*Aim of the task:* The records should be written out in full, with nothing altered.

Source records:
★ ★ ★

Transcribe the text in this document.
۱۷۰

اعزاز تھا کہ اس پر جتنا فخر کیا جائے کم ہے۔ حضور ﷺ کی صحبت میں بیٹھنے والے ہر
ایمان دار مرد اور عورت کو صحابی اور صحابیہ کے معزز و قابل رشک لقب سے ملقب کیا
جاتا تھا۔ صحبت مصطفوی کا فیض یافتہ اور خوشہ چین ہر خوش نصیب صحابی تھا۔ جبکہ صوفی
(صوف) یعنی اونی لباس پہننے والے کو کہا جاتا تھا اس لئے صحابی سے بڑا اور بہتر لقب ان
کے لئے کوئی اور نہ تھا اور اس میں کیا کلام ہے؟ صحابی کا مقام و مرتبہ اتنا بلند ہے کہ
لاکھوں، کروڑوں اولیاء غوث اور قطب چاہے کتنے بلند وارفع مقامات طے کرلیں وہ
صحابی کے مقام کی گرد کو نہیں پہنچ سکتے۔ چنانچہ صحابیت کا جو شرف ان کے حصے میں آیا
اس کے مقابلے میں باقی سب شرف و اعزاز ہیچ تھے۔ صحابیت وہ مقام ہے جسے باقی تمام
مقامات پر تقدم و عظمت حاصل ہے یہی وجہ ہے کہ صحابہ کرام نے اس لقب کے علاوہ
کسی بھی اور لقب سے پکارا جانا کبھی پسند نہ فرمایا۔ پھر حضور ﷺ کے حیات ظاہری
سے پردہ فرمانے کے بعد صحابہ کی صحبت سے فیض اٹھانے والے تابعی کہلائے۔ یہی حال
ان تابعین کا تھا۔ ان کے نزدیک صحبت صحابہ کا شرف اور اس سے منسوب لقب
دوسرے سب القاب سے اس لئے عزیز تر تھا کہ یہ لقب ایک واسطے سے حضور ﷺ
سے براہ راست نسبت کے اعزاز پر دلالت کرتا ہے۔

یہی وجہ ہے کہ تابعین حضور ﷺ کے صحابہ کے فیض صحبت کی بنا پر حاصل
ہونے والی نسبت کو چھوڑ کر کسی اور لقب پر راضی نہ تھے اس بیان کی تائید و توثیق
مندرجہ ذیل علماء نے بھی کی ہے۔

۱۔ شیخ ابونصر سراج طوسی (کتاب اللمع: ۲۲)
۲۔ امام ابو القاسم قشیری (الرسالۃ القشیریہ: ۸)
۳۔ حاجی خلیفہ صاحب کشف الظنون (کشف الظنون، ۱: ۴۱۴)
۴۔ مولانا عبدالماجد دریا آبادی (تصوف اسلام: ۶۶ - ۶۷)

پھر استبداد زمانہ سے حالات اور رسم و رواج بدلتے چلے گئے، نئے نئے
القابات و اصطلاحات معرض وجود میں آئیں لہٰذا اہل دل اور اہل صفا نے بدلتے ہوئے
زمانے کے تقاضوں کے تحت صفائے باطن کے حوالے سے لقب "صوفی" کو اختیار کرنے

★ ★ ★

*Correct output:*
Transcribe the text in this document.
۱۷۰

اعزاز تھا کہ اس پر جتنا فخر کیا جائے کم ہے۔ حضور ﷺ کی صحبت میں بیٹھنے والے ہر
ایمان دار مرد اور عورت کو صحابی اور صحابیہ کے معزز و قابل رشک لقب سے ملقب کیا
جاتا تھا۔ صحبت مصطفوی کا فیض یافتہ اور خوشہ چین ہر خوش نصیب صحابی تھا۔ جبکہ صوفی
(صوف) یعنی اونی لباس پہننے والے کو کہا جاتا تھا اس لئے صحابی سے بڑا اور بہتر لقب ان
کے لئے کوئی اور نہ تھا اور اس میں کیا کلام ہے؟ صحابی کا مقام و مرتبہ اتنا بلند ہے کہ
لاکھوں، کروڑوں اولیاء غوث اور قطب چاہے کتنے بلند وارفع مقامات طے کرلیں وہ
صحابی کے مقام کی گرد کو نہیں پہنچ سکتے۔ چنانچہ صحابیت کا جو شرف ان کے حصے میں آیا
اس کے مقابلے میں باقی سب شرف و اعزاز ہیچ تھے۔ صحابیت وہ مقام ہے جسے باقی تمام
مقامات پر تقدم و عظمت حاصل ہے یہی وجہ ہے کہ صحابہ کرام نے اس لقب کے علاوہ
کسی بھی اور لقب سے پکارا جانا کبھی پسند نہ فرمایا۔ پھر حضور ﷺ کے حیات ظاہری
سے پردہ فرمانے کے بعد صحابہ کی صحبت سے فیض اٹھانے والے تابعی کہلائے۔ یہی حال
ان تابعین کا تھا۔ ان کے نزدیک صحبت صحابہ کا شرف اور اس سے منسوب لقب
دوسرے سب القاب سے اس لئے عزیز تر تھا کہ یہ لقب ایک واسطے سے حضور ﷺ
سے براہ راست نسبت کے اعزاز پر دلالت کرتا ہے۔

یہی وجہ ہے کہ تابعین حضور ﷺ کے صحابہ کے فیض صحبت کی بنا پر حاصل
ہونے والی نسبت کو چھوڑ کر کسی اور لقب پر راضی نہ تھے اس بیان کی تائید و توثیق
مندرجہ ذیل علماء نے بھی کی ہے۔

۱۔ شیخ ابونصر سراج طوسی (کتاب اللمع: ۲۲)
۲۔ امام ابو القاسم قشیری (الرسالۃ القشیریہ: ۸)
۳۔ حاجی خلیفہ صاحب کشف الظنون (کشف الظنون، ۱: ۴۱۴)
۴۔ مولانا عبدالماجد دریا آبادی (تصوف اسلام: ۶۶ - ۶۷)

پھر استبداد زمانہ سے حالات اور رسم و رواج بدلتے چلے گئے، نئے نئے
القابات و اصطلاحات معرض وجود میں آئیں لہٰذا اہل دل اور اہل صفا نے بدلتے ہوئے
زمانے کے تقاضوں کے تحت صفائے باطن کے حوالے سے لقب "صوفی" کو اختیار کرنے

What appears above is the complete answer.